Written request ▸
Which lines below contain the string "value"? Locate each one and copy it in full.

Data ▸
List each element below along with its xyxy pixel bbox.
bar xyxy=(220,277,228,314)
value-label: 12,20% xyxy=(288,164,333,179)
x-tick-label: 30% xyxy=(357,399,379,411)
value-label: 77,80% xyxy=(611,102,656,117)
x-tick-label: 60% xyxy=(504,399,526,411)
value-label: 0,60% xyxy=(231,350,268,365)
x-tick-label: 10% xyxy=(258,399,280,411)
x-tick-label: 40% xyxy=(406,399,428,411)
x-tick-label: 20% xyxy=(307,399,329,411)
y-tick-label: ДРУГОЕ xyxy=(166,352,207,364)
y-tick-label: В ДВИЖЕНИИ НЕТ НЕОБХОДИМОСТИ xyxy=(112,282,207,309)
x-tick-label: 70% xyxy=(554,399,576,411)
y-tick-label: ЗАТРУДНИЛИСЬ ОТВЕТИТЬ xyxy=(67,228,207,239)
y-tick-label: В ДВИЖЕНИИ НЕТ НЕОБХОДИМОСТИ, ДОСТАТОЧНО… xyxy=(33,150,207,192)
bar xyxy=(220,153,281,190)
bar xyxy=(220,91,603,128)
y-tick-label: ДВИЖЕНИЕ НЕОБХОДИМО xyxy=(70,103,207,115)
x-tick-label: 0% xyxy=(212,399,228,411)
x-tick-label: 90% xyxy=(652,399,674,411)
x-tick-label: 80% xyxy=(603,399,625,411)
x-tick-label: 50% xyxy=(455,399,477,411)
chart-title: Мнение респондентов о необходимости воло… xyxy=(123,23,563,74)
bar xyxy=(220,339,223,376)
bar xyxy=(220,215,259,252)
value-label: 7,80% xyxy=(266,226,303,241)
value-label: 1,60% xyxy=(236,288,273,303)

Result of the task ▸
value-label: 12,20% xyxy=(288,164,333,179)
value-label: 77,80% xyxy=(611,102,656,117)
value-label: 0,60% xyxy=(231,350,268,365)
value-label: 7,80% xyxy=(266,226,303,241)
value-label: 1,60% xyxy=(236,288,273,303)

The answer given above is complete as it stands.